**SHORT PROBLEM**
Search the material for "Corrected" and show all lines that contain it.

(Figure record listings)

·····

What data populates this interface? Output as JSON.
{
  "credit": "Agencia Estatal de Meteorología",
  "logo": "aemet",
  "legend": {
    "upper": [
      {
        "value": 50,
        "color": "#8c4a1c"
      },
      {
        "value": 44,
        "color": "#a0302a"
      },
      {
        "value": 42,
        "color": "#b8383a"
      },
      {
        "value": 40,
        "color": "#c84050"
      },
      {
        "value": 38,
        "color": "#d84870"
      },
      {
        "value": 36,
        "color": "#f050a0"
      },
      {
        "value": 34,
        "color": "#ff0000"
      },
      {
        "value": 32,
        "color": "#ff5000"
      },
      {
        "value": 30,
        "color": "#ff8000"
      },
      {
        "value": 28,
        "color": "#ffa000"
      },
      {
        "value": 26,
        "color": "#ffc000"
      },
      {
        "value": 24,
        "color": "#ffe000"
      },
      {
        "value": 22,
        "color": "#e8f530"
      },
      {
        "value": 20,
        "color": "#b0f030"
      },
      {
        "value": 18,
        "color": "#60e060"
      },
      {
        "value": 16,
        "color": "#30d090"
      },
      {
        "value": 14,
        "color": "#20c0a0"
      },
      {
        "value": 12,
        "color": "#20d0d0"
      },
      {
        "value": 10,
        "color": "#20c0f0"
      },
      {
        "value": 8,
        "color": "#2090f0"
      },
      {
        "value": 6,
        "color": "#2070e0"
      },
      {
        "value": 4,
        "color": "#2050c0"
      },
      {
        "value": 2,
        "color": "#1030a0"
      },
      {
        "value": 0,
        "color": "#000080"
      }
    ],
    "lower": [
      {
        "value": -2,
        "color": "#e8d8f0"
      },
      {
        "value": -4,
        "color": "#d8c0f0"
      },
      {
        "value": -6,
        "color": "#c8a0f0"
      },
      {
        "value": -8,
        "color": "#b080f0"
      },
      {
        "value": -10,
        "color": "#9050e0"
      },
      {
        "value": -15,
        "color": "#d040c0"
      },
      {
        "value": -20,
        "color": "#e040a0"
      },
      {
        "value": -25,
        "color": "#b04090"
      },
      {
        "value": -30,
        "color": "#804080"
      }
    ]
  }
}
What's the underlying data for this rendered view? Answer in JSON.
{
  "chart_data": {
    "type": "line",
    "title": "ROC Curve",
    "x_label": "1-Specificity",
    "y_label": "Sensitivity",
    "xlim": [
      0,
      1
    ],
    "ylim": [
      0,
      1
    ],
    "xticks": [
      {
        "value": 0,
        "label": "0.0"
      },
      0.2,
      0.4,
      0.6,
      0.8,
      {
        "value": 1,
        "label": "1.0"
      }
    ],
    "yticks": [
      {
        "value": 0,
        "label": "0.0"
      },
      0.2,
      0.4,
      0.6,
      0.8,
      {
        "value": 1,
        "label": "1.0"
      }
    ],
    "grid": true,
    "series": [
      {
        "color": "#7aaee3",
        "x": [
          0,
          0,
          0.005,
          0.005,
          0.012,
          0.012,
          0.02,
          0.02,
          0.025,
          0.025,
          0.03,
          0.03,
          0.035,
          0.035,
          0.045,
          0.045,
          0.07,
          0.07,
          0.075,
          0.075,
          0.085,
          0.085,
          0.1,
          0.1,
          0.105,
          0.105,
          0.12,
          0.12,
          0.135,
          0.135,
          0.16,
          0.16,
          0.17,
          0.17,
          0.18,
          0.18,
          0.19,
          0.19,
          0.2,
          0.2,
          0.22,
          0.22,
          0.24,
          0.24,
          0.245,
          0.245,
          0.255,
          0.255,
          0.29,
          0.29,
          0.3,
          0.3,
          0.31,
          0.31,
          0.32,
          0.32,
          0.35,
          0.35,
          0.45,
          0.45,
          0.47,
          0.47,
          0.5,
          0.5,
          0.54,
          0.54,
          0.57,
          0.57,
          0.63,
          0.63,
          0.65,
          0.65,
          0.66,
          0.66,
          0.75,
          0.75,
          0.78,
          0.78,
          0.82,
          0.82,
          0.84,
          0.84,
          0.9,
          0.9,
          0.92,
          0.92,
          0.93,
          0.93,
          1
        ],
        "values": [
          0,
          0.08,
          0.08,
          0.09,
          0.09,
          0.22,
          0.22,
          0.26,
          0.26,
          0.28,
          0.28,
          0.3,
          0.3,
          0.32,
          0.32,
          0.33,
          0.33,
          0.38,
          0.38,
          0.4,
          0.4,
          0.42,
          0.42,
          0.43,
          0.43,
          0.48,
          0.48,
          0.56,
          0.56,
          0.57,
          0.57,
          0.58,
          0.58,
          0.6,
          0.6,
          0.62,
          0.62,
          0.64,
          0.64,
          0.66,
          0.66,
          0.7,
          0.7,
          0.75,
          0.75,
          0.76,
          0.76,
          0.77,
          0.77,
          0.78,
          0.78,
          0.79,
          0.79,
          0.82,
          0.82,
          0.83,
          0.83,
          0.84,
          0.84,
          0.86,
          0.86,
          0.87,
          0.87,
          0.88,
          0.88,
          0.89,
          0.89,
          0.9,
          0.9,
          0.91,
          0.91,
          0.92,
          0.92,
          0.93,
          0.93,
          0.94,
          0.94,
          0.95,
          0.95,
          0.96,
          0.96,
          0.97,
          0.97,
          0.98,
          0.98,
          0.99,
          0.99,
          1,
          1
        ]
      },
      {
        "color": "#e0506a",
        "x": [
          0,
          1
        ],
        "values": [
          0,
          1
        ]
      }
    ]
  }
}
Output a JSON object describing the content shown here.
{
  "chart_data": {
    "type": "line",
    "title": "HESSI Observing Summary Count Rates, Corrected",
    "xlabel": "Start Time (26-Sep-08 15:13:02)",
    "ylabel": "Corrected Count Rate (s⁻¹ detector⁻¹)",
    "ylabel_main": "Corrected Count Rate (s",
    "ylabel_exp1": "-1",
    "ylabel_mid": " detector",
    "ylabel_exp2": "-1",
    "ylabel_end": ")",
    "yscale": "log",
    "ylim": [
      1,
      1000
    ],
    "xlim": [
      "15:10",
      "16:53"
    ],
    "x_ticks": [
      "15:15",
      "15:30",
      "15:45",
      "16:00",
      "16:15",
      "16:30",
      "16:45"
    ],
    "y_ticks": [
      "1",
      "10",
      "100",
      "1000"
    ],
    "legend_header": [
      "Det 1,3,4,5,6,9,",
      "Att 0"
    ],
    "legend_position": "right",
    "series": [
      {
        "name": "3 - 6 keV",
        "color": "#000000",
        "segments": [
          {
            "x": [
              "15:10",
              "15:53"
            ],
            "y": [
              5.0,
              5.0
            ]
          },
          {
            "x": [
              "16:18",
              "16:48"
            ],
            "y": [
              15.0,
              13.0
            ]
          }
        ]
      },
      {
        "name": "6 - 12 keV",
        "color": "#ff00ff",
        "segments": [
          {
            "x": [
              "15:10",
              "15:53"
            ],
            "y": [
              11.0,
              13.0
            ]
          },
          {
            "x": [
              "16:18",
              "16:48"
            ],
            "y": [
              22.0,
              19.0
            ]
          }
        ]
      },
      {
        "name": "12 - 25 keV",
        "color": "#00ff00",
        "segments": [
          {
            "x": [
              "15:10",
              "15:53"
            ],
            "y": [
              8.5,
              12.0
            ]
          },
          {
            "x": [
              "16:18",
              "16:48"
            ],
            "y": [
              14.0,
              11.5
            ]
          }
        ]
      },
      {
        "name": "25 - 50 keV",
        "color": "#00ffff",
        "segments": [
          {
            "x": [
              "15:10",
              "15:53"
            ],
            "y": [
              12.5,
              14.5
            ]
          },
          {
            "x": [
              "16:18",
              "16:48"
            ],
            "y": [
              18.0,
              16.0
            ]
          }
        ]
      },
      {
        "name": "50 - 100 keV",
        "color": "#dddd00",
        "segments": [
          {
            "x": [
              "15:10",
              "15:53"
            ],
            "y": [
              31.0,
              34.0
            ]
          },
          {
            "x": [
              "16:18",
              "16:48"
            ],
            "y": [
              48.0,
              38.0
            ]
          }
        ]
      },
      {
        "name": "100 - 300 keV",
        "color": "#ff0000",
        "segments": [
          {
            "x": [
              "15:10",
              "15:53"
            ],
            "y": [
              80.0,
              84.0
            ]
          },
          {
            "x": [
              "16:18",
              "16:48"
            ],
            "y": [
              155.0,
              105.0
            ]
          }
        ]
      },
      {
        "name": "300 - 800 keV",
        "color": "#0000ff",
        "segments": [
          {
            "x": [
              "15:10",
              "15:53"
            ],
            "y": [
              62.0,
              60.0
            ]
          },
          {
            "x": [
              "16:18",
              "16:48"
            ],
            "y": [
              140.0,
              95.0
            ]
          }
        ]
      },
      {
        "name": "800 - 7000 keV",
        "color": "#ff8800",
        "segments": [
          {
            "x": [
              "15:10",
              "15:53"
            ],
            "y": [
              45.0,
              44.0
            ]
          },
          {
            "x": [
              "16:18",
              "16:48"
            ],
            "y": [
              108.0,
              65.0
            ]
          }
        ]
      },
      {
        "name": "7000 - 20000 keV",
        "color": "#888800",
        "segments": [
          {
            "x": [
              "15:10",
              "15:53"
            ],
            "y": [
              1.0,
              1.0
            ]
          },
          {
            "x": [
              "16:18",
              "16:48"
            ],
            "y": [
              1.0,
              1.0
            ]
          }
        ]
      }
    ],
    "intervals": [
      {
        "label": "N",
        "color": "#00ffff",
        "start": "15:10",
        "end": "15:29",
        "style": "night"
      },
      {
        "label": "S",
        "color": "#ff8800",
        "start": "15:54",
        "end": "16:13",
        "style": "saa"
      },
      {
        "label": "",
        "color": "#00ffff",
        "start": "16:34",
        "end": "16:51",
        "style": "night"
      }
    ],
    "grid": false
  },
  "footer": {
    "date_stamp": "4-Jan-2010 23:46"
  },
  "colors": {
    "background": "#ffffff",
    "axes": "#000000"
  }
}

·····

**THE OUTPUT**
    "title": "HESSI Observing Summary Count Rates, Corrected",
    "ylabel": "Corrected Count Rate (s⁻¹ detector⁻¹)",
    "ylabel_main": "Corrected Count Rate (s",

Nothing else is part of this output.